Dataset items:
⁂

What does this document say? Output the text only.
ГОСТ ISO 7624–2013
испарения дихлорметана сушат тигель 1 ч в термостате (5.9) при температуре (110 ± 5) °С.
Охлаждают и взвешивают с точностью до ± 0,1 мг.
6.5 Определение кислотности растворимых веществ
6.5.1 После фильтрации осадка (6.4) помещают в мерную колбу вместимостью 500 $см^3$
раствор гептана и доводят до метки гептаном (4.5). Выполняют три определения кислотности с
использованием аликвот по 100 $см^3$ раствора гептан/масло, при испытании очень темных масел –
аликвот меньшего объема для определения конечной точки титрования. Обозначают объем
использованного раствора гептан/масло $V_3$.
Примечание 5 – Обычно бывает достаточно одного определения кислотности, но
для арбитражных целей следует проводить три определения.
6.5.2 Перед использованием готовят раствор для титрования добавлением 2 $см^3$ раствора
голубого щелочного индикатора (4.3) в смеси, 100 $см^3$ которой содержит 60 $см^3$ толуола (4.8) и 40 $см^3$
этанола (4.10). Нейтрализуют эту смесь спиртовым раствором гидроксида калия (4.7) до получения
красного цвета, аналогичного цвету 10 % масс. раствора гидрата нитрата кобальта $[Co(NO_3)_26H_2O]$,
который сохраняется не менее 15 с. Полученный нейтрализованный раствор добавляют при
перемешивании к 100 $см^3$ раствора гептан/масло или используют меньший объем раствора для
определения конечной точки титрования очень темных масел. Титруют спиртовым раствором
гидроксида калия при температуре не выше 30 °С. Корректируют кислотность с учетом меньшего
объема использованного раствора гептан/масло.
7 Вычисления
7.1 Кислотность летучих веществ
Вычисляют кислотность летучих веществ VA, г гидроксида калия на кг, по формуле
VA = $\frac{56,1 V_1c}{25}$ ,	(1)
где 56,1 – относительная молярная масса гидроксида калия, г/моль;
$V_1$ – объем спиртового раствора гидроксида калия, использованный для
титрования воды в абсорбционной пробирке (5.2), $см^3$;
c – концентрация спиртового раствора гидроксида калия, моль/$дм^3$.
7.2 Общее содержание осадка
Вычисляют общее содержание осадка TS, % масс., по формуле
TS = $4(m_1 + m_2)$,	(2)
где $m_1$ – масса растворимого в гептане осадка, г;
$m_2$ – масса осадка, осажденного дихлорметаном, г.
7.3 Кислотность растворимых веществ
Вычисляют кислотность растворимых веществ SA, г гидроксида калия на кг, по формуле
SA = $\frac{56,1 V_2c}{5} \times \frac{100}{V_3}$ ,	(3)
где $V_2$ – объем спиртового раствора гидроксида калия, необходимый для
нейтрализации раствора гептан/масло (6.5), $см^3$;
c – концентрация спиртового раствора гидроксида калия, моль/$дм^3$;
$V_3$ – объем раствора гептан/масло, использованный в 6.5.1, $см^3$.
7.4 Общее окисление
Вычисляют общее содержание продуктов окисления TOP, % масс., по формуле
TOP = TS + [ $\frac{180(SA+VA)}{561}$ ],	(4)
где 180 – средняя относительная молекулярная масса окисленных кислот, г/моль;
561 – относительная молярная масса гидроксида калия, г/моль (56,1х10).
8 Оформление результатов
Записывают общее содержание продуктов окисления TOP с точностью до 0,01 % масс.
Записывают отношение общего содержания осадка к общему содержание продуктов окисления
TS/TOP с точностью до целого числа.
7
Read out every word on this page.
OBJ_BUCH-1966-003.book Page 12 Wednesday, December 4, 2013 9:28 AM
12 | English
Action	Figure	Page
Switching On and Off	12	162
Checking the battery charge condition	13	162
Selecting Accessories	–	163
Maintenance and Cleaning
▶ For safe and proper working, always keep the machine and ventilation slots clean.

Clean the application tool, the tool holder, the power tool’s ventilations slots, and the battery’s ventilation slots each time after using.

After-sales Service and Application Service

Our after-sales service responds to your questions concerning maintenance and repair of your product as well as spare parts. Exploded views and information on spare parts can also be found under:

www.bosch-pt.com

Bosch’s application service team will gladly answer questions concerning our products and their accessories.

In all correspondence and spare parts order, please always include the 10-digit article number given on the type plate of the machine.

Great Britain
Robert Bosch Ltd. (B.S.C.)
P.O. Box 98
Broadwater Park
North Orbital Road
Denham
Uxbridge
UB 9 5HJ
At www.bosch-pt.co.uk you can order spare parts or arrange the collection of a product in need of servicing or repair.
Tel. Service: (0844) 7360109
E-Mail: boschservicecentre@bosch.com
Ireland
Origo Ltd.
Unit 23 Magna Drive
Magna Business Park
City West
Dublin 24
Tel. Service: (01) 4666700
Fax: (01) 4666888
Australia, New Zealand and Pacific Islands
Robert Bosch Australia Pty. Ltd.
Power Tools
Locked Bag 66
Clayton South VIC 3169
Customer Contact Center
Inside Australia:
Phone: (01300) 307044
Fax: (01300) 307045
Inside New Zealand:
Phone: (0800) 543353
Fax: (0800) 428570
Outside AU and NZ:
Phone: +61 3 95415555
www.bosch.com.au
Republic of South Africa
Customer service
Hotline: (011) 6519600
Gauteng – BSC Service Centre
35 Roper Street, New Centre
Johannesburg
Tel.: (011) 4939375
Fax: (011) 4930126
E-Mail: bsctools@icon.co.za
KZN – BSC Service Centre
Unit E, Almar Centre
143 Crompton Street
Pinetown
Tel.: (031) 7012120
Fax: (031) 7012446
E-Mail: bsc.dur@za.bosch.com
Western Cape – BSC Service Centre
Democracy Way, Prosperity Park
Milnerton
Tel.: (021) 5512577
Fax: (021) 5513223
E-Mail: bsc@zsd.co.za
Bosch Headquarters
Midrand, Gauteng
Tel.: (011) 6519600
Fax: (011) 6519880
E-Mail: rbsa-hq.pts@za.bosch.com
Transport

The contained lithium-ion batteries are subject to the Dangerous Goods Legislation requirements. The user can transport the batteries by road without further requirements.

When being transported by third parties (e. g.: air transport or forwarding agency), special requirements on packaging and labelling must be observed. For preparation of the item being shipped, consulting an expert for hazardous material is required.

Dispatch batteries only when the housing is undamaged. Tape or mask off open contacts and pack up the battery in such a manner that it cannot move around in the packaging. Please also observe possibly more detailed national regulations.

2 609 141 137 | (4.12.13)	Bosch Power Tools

⁂

▶ **Written instruction**: Extract each entry in full and write it down exactly.

▶ **Completed exercise**:
What does this document say? Output the text only.
ГОСТ ISO 7624–2013
испарения дихлорметана сушат тигель 1 ч в термостате (5.9) при температуре (110 ± 5) °С.
Охлаждают и взвешивают с точностью до ± 0,1 мг.
6.5 Определение кислотности растворимых веществ
6.5.1 После фильтрации осадка (6.4) помещают в мерную колбу вместимостью 500 $см^3$
раствор гептана и доводят до метки гептаном (4.5). Выполняют три определения кислотности с
использованием аликвот по 100 $см^3$ раствора гептан/масло, при испытании очень темных масел –
аликвот меньшего объема для определения конечной точки титрования. Обозначают объем
использованного раствора гептан/масло $V_3$.
Примечание 5 – Обычно бывает достаточно одного определения кислотности, но
для арбитражных целей следует проводить три определения.
6.5.2 Перед использованием готовят раствор для титрования добавлением 2 $см^3$ раствора
голубого щелочного индикатора (4.3) в смеси, 100 $см^3$ которой содержит 60 $см^3$ толуола (4.8) и 40 $см^3$
этанола (4.10). Нейтрализуют эту смесь спиртовым раствором гидроксида калия (4.7) до получения
красного цвета, аналогичного цвету 10 % масс. раствора гидрата нитрата кобальта $[Co(NO_3)_26H_2O]$,
который сохраняется не менее 15 с. Полученный нейтрализованный раствор добавляют при
перемешивании к 100 $см^3$ раствора гептан/масло или используют меньший объем раствора для
определения конечной точки титрования очень темных масел. Титруют спиртовым раствором
гидроксида калия при температуре не выше 30 °С. Корректируют кислотность с учетом меньшего
объема использованного раствора гептан/масло.
7 Вычисления
7.1 Кислотность летучих веществ
Вычисляют кислотность летучих веществ VA, г гидроксида калия на кг, по формуле
VA = $\frac{56,1 V_1c}{25}$ ,	(1)
где 56,1 – относительная молярная масса гидроксида калия, г/моль;
$V_1$ – объем спиртового раствора гидроксида калия, использованный для
титрования воды в абсорбционной пробирке (5.2), $см^3$;
c – концентрация спиртового раствора гидроксида калия, моль/$дм^3$.
7.2 Общее содержание осадка
Вычисляют общее содержание осадка TS, % масс., по формуле
TS = $4(m_1 + m_2)$,	(2)
где $m_1$ – масса растворимого в гептане осадка, г;
$m_2$ – масса осадка, осажденного дихлорметаном, г.
7.3 Кислотность растворимых веществ
Вычисляют кислотность растворимых веществ SA, г гидроксида калия на кг, по формуле
SA = $\frac{56,1 V_2c}{5} \times \frac{100}{V_3}$ ,	(3)
где $V_2$ – объем спиртового раствора гидроксида калия, необходимый для
нейтрализации раствора гептан/масло (6.5), $см^3$;
c – концентрация спиртового раствора гидроксида калия, моль/$дм^3$;
$V_3$ – объем раствора гептан/масло, использованный в 6.5.1, $см^3$.
7.4 Общее окисление
Вычисляют общее содержание продуктов окисления TOP, % масс., по формуле
TOP = TS + [ $\frac{180(SA+VA)}{561}$ ],	(4)
где 180 – средняя относительная молекулярная масса окисленных кислот, г/моль;
561 – относительная молярная масса гидроксида калия, г/моль (56,1х10).
8 Оформление результатов
Записывают общее содержание продуктов окисления TOP с точностью до 0,01 % масс.
Записывают отношение общего содержания осадка к общему содержание продуктов окисления
TS/TOP с точностью до целого числа.
7
Read out every word on this page.
OBJ_BUCH-1966-003.book Page 12 Wednesday, December 4, 2013 9:28 AM
12 | English
Action	Figure	Page
Switching On and Off	12	162
Checking the battery charge condition	13	162
Selecting Accessories	–	163
Maintenance and Cleaning
▶ For safe and proper working, always keep the machine and ventilation slots clean.

Clean the application tool, the tool holder, the power tool’s ventilations slots, and the battery’s ventilation slots each time after using.

After-sales Service and Application Service

Our after-sales service responds to your questions concerning maintenance and repair of your product as well as spare parts. Exploded views and information on spare parts can also be found under:

www.bosch-pt.com

Bosch’s application service team will gladly answer questions concerning our products and their accessories.

In all correspondence and spare parts order, please always include the 10-digit article number given on the type plate of the machine.

Great Britain
Robert Bosch Ltd. (B.S.C.)
P.O. Box 98
Broadwater Park
North Orbital Road
Denham
Uxbridge
UB 9 5HJ
At www.bosch-pt.co.uk you can order spare parts or arrange the collection of a product in need of servicing or repair.
Tel. Service: (0844) 7360109
E-Mail: boschservicecentre@bosch.com
Ireland
Origo Ltd.
Unit 23 Magna Drive
Magna Business Park
City West
Dublin 24
Tel. Service: (01) 4666700
Fax: (01) 4666888
Australia, New Zealand and Pacific Islands
Robert Bosch Australia Pty. Ltd.
Power Tools
Locked Bag 66
Clayton South VIC 3169
Customer Contact Center
Inside Australia:
Phone: (01300) 307044
Fax: (01300) 307045
Inside New Zealand:
Phone: (0800) 543353
Fax: (0800) 428570
Outside AU and NZ:
Phone: +61 3 95415555
www.bosch.com.au
Republic of South Africa
Customer service
Hotline: (011) 6519600
Gauteng – BSC Service Centre
35 Roper Street, New Centre
Johannesburg
Tel.: (011) 4939375
Fax: (011) 4930126
E-Mail: bsctools@icon.co.za
KZN – BSC Service Centre
Unit E, Almar Centre
143 Crompton Street
Pinetown
Tel.: (031) 7012120
Fax: (031) 7012446
E-Mail: bsc.dur@za.bosch.com
Western Cape – BSC Service Centre
Democracy Way, Prosperity Park
Milnerton
Tel.: (021) 5512577
Fax: (021) 5513223
E-Mail: bsc@zsd.co.za
Bosch Headquarters
Midrand, Gauteng
Tel.: (011) 6519600
Fax: (011) 6519880
E-Mail: rbsa-hq.pts@za.bosch.com
Transport

The contained lithium-ion batteries are subject to the Dangerous Goods Legislation requirements. The user can transport the batteries by road without further requirements.

When being transported by third parties (e. g.: air transport or forwarding agency), special requirements on packaging and labelling must be observed. For preparation of the item being shipped, consulting an expert for hazardous material is required.

Dispatch batteries only when the housing is undamaged. Tape or mask off open contacts and pack up the battery in such a manner that it cannot move around in the packaging. Please also observe possibly more detailed national regulations.

2 609 141 137 | (4.12.13)	Bosch Power Tools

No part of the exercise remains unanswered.